==== TEXT TO READ ====

Wednesday, 23 November 2016

Good day: Swim In The Opposite Direction.

The long year has been taking a toll on me and also been laying back a bit but according to a word of encouragement from my close friend who says; "Taiwo; you can take it easy on yourself but remember to finish the year strong so that you can start the new year stronger!"

It makes sense to me and while I was pondering on my next level watching a movie at the same time "Life of Pi"; I received a message from another friend; Tayo Gbenro. He's a prolific blogger and below is the context of the email and may be it would help you:

"Hi Taiwo,
I've received queries (eyes rolling right now) about my recent disappearance in the world of blogging. I'm sorry it is so. I've been busy getting distracted. Thankfully I got my feet back. 
So, what am I up to next? I have decided to write letters to Joe. Joe is the struggling business-enthusiast and I'd love you to read my occasional letters to him about simplicity. The principles in the letter that I share with Joe are those that helped me in the past few months.
Here we go on my most recent letter ...

==== DATA ROWS ====

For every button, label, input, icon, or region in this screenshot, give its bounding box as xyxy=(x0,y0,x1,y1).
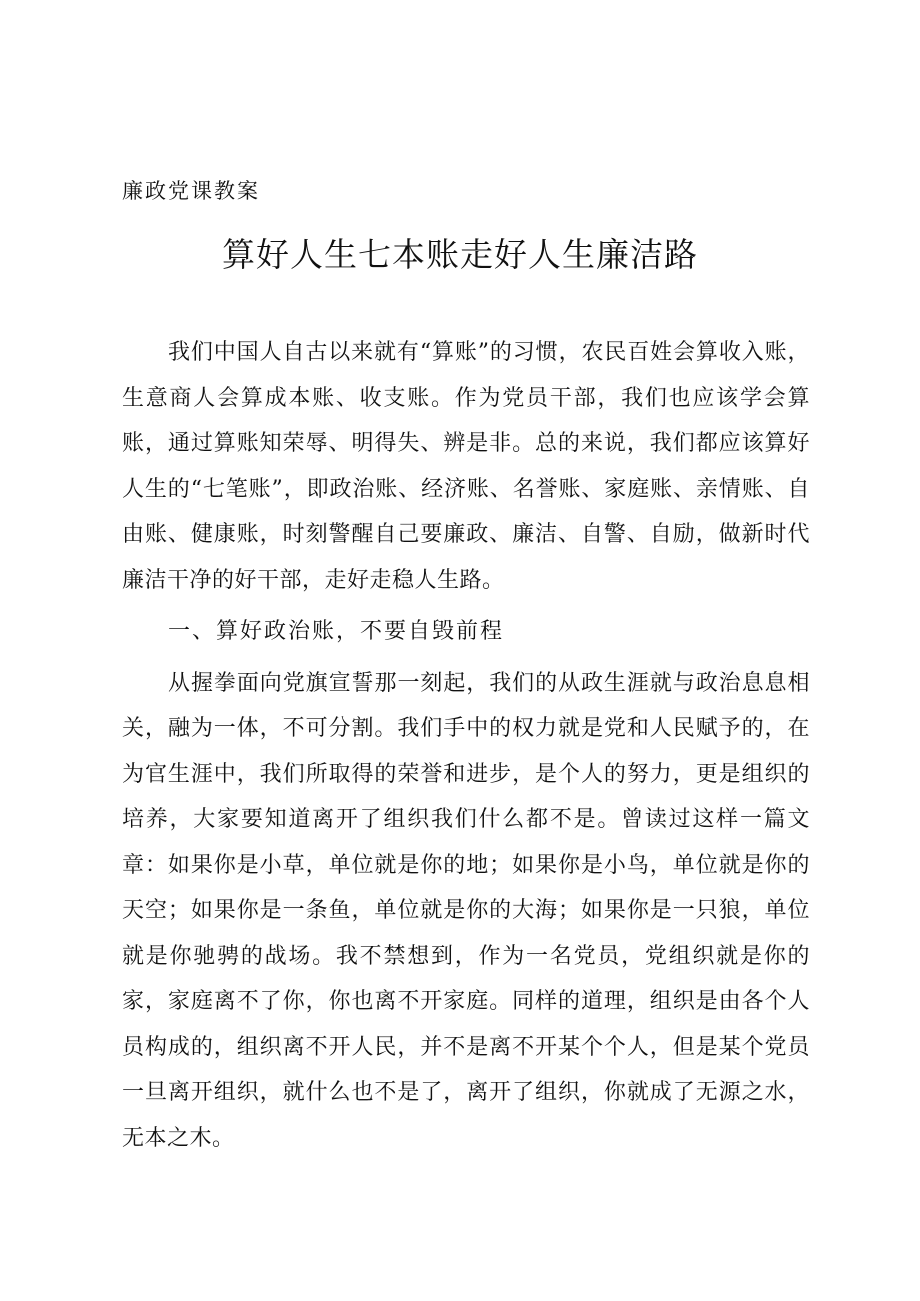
document-title: 算好人生七本账走好人生廉洁路 xyxy=(222,235,698,274)
document-body xyxy=(122,330,810,1161)
section-heading-political-account: 一、算好政治账，不要自毁前程 xyxy=(168,619,505,644)
section-1-paragraph: 从握拳面向党旗宣誓那一刻起，我们的从政生涯就与政治息息相关，融为一体，不可分割。我们手中的权力就是党和人民赋予的，在为官生涯中，我们所取得的荣誉和进步，是个人的努力，更是组织的培养，大家要知道离开了组织我们什么都不是。曾读过这样一篇文章：如果你是小草，单位就是你的地；如果你是小鸟，单位就是你的天空；如果你是一条鱼，单位就是你的大海；如果你是一只狼，单位就是你驰骋的战场。我不禁想到，作为一名党员，党组织就是你的家，家庭离不了你，你也离不开家庭。同样的道理，组织是由各个人员构成的，组织离不开人民，并不是离不开某个个人，但是某个党员一旦离开组织，就什么也不是了，离开了组织，你就成了无源之水，无本之木。 xyxy=(122,670,810,1151)
document-category-label: 廉政党课教案 xyxy=(122,179,260,203)
intro-paragraph: 我们中国人自古以来就有“算账”的习惯，农民百姓会算收入账，生意商人会算成本账、收支账。作为党员干部，我们也应该学会算账，通过算账知荣辱、明得失、辨是非。总的来说，我们都应该算好人生的“七笔账”，即政治账、经济账、名誉账、家庭账、亲情账、自由账、健康账，时刻警醒自己要廉政、廉洁、自警、自励，做新时代廉洁干净的好干部，走好走稳人生路。 xyxy=(122,340,810,593)
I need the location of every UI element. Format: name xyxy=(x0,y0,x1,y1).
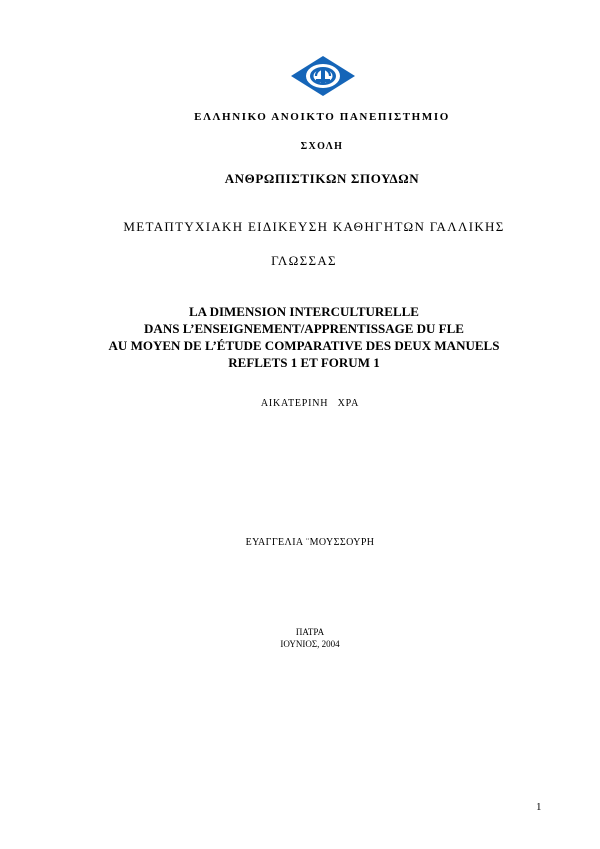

====

**DO THIS**
Write out the blog post word for word, starting at "So, what am" and ending with "recent letter ...". The items play no part in this.

**CORRECT RESPONSE**
So, what am I up to next? I have decided to write letters to Joe. Joe is the struggling business-enthusiast and I'd love you to read my occasional letters to him about simplicity. The principles in the letter that I share with Joe are those that helped me in the past few months.
Here we go on my most recent letter ...